§ **Written problem**
Copy all lines of the listing that include the string "question".

-- start --

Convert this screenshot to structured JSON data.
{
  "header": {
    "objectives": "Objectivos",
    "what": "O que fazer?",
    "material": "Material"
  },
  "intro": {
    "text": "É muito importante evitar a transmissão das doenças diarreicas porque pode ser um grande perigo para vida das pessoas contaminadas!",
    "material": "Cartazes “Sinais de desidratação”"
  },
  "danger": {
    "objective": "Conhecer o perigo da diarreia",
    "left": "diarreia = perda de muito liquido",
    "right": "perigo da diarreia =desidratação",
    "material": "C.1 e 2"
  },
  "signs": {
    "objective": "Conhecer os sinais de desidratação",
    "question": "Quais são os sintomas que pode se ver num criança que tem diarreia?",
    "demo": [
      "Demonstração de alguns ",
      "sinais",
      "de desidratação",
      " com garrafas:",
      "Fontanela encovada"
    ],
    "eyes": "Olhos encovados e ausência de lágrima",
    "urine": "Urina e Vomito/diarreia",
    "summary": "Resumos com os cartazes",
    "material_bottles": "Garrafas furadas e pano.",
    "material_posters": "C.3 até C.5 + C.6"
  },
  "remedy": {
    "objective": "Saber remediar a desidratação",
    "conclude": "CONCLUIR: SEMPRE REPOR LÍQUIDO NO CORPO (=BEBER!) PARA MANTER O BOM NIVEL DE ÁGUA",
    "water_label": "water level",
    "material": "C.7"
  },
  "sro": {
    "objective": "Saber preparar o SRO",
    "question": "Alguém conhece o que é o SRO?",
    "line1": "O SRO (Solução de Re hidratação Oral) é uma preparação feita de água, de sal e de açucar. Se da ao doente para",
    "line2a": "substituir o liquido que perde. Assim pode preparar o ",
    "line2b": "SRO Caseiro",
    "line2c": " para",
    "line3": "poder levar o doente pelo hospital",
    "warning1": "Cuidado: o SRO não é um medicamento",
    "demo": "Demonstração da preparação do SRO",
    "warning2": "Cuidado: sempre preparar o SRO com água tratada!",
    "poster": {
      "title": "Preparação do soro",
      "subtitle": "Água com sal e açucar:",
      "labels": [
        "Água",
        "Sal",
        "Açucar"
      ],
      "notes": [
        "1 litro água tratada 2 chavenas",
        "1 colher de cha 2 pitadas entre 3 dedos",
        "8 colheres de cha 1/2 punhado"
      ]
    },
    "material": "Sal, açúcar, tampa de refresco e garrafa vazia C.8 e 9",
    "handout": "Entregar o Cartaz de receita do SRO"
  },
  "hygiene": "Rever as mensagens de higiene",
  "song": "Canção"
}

-- end --

§ **Full response**
    "question": "Quais são os sintomas que pode se ver num criança que tem diarreia?",
    "question": "Alguém conhece o que é o SRO?",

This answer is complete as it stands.